### [Extracted records]
BEGIN

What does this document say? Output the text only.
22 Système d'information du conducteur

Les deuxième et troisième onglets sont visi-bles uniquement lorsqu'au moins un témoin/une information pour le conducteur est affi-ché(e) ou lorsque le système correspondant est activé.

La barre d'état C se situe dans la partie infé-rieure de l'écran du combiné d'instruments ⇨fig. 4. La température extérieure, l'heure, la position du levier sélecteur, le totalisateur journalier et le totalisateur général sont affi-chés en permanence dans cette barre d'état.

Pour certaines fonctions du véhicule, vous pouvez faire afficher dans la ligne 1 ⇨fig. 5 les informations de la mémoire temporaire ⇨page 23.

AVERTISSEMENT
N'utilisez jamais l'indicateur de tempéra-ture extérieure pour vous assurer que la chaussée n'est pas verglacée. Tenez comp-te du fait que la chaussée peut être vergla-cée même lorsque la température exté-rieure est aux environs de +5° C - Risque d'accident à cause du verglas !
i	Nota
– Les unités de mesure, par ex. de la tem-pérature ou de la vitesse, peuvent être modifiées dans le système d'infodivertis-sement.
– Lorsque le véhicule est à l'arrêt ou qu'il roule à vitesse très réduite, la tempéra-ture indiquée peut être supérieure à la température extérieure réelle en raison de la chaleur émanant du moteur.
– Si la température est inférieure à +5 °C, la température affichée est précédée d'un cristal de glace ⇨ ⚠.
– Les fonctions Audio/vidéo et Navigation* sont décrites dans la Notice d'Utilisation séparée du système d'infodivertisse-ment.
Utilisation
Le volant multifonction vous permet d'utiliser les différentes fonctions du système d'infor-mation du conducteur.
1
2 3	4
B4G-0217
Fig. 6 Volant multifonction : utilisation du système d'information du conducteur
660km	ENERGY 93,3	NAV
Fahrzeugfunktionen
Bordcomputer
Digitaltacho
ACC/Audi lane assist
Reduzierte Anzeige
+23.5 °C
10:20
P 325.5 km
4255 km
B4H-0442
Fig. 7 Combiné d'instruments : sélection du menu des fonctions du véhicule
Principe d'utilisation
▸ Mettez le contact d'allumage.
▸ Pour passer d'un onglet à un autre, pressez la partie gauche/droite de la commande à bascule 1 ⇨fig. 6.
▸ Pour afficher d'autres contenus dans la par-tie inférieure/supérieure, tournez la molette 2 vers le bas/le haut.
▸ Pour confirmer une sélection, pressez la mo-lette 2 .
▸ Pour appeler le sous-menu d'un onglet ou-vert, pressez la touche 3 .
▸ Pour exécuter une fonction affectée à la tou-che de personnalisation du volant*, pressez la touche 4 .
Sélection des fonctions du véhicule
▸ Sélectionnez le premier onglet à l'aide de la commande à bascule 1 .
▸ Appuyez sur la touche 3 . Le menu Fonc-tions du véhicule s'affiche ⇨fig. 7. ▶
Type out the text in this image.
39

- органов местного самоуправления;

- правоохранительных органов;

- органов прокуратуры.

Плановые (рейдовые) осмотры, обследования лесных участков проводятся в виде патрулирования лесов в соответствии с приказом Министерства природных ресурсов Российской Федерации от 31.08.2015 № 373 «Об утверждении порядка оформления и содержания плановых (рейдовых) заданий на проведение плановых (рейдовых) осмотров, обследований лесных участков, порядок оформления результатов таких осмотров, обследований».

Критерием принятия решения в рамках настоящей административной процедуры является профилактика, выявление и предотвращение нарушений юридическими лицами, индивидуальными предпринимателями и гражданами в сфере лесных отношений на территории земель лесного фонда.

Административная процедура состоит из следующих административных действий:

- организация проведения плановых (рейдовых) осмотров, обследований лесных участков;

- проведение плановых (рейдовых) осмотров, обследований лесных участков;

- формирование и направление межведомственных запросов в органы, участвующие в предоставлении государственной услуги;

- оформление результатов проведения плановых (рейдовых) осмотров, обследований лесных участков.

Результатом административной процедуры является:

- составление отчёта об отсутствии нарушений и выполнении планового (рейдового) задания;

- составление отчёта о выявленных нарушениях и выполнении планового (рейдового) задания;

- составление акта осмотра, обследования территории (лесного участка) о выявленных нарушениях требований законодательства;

END

### [WORK REQUIRED]
Scan the lines for the string "peut". Pick out every line that has it.

### [FULL SOLUTION]
N'utilisez jamais l'indicateur de tempéra-ture extérieure pour vous assurer que la chaussée n'est pas verglacée. Tenez comp-te du fait que la chaussée peut être vergla-cée même lorsque la température exté-rieure est aux environs de +5° C - Risque d'accident à cause du verglas !
– Lorsque le véhicule est à l'arrêt ou qu'il roule à vitesse très réduite, la tempéra-ture indiquée peut être supérieure à la température extérieure réelle en raison de la chaleur émanant du moteur.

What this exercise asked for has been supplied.